**Challenge**
Reproduce the entries exactly.

(Data excerpts)
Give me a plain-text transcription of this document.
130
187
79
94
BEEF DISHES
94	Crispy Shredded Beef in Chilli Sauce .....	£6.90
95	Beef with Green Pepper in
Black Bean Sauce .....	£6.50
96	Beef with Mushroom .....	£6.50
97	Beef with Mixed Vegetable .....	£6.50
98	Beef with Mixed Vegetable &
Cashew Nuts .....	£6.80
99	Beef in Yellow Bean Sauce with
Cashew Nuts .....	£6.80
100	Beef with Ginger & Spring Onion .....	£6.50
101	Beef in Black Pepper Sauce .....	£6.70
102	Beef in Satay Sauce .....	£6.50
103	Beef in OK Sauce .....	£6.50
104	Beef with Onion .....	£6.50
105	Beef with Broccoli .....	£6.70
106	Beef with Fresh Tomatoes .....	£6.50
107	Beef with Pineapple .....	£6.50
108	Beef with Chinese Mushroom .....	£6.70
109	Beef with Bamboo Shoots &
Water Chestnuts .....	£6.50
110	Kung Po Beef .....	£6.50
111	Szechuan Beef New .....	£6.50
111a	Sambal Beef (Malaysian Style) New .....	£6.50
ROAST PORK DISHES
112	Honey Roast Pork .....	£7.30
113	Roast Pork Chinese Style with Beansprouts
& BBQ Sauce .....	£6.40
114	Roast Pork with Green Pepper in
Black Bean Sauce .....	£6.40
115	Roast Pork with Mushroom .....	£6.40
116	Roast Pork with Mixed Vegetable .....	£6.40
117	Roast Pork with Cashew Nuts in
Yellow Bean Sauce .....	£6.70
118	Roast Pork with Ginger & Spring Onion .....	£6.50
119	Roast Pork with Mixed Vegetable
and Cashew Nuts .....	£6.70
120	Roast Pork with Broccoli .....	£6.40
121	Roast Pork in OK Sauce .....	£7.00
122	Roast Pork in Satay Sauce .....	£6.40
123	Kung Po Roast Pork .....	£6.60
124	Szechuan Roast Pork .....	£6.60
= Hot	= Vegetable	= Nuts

**Full output**
Give me a plain-text transcription of this document.
130
187
79
94
BEEF DISHES
94	Crispy Shredded Beef in Chilli Sauce .....	£6.90
95	Beef with Green Pepper in
Black Bean Sauce .....	£6.50
96	Beef with Mushroom .....	£6.50
97	Beef with Mixed Vegetable .....	£6.50
98	Beef with Mixed Vegetable &
Cashew Nuts .....	£6.80
99	Beef in Yellow Bean Sauce with
Cashew Nuts .....	£6.80
100	Beef with Ginger & Spring Onion .....	£6.50
101	Beef in Black Pepper Sauce .....	£6.70
102	Beef in Satay Sauce .....	£6.50
103	Beef in OK Sauce .....	£6.50
104	Beef with Onion .....	£6.50
105	Beef with Broccoli .....	£6.70
106	Beef with Fresh Tomatoes .....	£6.50
107	Beef with Pineapple .....	£6.50
108	Beef with Chinese Mushroom .....	£6.70
109	Beef with Bamboo Shoots &
Water Chestnuts .....	£6.50
110	Kung Po Beef .....	£6.50
111	Szechuan Beef New .....	£6.50
111a	Sambal Beef (Malaysian Style) New .....	£6.50
ROAST PORK DISHES
112	Honey Roast Pork .....	£7.30
113	Roast Pork Chinese Style with Beansprouts
& BBQ Sauce .....	£6.40
114	Roast Pork with Green Pepper in
Black Bean Sauce .....	£6.40
115	Roast Pork with Mushroom .....	£6.40
116	Roast Pork with Mixed Vegetable .....	£6.40
117	Roast Pork with Cashew Nuts in
Yellow Bean Sauce .....	£6.70
118	Roast Pork with Ginger & Spring Onion .....	£6.50
119	Roast Pork with Mixed Vegetable
and Cashew Nuts .....	£6.70
120	Roast Pork with Broccoli .....	£6.40
121	Roast Pork in OK Sauce .....	£7.00
122	Roast Pork in Satay Sauce .....	£6.40
123	Kung Po Roast Pork .....	£6.60
124	Szechuan Roast Pork .....	£6.60
= Hot	= Vegetable	= Nuts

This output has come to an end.